**INPUT RECORDS**:
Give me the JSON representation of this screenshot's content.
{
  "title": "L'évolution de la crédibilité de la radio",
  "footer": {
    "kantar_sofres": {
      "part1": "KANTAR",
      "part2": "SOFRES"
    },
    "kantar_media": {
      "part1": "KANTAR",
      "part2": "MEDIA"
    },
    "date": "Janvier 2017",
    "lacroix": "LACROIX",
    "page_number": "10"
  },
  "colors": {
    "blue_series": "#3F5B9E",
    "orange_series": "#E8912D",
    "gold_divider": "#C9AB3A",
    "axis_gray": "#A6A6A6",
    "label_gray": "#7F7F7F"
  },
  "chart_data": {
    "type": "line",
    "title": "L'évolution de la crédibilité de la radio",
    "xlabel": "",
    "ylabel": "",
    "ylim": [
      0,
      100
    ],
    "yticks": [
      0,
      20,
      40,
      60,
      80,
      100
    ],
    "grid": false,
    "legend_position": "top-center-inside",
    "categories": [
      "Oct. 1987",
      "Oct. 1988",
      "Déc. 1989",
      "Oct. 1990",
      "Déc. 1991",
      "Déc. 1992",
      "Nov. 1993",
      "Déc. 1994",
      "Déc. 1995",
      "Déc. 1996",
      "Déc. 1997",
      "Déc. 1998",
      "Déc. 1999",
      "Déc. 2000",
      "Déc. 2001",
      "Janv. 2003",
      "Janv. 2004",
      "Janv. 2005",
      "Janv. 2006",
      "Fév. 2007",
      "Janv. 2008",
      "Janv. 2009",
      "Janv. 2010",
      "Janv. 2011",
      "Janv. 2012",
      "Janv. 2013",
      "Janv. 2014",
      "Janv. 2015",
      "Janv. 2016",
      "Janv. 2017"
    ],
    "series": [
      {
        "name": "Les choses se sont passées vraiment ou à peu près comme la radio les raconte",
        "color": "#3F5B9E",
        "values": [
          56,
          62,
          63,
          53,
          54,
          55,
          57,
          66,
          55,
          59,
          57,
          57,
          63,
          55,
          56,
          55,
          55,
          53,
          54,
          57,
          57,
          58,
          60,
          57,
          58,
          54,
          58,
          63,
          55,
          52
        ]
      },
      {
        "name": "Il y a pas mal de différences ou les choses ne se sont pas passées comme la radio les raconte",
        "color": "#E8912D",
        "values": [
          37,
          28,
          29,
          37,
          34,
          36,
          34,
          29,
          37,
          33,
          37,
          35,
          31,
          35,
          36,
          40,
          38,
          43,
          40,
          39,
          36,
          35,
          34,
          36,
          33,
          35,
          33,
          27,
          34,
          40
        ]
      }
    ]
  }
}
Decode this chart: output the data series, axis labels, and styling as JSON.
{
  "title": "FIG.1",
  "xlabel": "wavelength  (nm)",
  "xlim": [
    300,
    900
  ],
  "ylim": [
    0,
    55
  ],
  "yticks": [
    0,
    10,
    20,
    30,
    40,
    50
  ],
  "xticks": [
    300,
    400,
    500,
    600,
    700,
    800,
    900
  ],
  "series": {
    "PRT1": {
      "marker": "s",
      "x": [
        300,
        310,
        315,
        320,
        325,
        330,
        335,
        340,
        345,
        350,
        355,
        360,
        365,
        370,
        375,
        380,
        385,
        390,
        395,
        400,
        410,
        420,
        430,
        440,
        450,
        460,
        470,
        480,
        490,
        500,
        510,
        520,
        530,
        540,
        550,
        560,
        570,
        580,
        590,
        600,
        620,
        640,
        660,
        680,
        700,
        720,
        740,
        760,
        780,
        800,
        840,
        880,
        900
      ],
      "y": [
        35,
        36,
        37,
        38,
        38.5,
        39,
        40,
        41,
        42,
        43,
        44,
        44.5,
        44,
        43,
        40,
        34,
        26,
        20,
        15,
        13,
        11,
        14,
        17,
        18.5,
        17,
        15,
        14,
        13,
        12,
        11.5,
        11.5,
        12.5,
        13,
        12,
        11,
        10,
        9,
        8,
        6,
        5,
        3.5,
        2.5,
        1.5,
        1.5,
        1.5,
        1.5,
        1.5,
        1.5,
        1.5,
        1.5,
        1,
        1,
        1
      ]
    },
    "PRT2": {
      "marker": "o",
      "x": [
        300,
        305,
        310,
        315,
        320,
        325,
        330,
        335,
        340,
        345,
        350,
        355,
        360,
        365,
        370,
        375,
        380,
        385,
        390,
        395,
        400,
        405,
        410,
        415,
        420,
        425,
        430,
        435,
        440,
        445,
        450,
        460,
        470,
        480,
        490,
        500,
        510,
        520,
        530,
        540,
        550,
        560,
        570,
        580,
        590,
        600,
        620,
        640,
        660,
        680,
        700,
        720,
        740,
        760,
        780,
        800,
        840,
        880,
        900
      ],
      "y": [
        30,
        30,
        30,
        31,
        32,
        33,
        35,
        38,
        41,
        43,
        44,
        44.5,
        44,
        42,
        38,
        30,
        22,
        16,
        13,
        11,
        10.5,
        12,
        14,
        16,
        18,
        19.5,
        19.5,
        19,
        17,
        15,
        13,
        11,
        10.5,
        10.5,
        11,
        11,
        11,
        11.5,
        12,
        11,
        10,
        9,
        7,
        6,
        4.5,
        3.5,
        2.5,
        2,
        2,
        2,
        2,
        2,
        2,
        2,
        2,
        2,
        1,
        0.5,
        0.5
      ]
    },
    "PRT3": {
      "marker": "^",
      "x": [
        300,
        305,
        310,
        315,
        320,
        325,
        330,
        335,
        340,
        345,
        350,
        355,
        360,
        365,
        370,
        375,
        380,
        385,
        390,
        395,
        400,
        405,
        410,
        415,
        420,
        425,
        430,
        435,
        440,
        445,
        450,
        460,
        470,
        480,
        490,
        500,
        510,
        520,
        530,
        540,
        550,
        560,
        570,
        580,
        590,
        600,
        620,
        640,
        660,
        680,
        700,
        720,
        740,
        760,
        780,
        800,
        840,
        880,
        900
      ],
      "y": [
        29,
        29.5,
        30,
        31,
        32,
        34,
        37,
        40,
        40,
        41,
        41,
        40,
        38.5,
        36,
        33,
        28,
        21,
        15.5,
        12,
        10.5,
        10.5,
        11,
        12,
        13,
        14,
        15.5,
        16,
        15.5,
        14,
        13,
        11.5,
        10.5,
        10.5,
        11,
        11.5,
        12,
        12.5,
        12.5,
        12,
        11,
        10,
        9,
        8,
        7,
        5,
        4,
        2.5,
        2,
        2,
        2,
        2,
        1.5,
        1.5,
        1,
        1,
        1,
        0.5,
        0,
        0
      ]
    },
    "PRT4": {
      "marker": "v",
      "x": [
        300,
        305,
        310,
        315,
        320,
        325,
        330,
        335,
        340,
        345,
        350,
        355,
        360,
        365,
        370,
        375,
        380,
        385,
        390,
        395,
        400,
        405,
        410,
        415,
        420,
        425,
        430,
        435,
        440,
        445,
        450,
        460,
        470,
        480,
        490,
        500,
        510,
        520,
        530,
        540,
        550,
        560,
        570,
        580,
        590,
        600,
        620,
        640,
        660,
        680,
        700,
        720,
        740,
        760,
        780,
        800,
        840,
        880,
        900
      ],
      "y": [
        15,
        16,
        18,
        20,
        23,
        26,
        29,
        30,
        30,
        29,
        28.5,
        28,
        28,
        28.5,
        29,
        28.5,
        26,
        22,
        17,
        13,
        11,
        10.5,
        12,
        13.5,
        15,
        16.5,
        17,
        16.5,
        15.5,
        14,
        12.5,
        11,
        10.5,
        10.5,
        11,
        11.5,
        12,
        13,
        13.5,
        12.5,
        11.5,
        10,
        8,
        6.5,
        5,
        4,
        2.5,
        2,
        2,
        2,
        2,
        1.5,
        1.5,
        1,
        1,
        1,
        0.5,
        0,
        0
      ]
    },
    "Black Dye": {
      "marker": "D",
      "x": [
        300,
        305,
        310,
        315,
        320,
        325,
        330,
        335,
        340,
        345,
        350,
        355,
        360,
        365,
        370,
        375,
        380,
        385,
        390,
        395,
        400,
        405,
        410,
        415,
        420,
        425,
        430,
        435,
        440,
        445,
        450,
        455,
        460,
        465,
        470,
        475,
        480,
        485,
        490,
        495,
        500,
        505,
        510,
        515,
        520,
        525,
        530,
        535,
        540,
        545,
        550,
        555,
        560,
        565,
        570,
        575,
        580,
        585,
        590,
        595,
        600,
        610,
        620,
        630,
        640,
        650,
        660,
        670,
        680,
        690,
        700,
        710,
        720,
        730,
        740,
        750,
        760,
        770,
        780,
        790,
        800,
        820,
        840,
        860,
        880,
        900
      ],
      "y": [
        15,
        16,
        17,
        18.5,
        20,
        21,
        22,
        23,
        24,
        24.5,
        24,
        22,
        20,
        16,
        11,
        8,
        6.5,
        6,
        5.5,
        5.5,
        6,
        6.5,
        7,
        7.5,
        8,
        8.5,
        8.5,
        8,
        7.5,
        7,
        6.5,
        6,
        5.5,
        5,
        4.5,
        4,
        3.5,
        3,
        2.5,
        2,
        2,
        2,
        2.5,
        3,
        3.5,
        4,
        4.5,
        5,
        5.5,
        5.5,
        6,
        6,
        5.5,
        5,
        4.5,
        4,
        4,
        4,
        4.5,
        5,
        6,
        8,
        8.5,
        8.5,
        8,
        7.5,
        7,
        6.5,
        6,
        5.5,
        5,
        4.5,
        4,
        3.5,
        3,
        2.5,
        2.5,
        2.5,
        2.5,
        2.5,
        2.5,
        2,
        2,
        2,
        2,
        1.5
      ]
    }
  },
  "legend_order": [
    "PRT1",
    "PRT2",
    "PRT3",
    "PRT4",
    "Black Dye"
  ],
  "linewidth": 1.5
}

**CHALLENGE**: Say how many lines of the data include the string "raconte". Nothing other than the number should be given.

**FINISHED ANSWER**: 2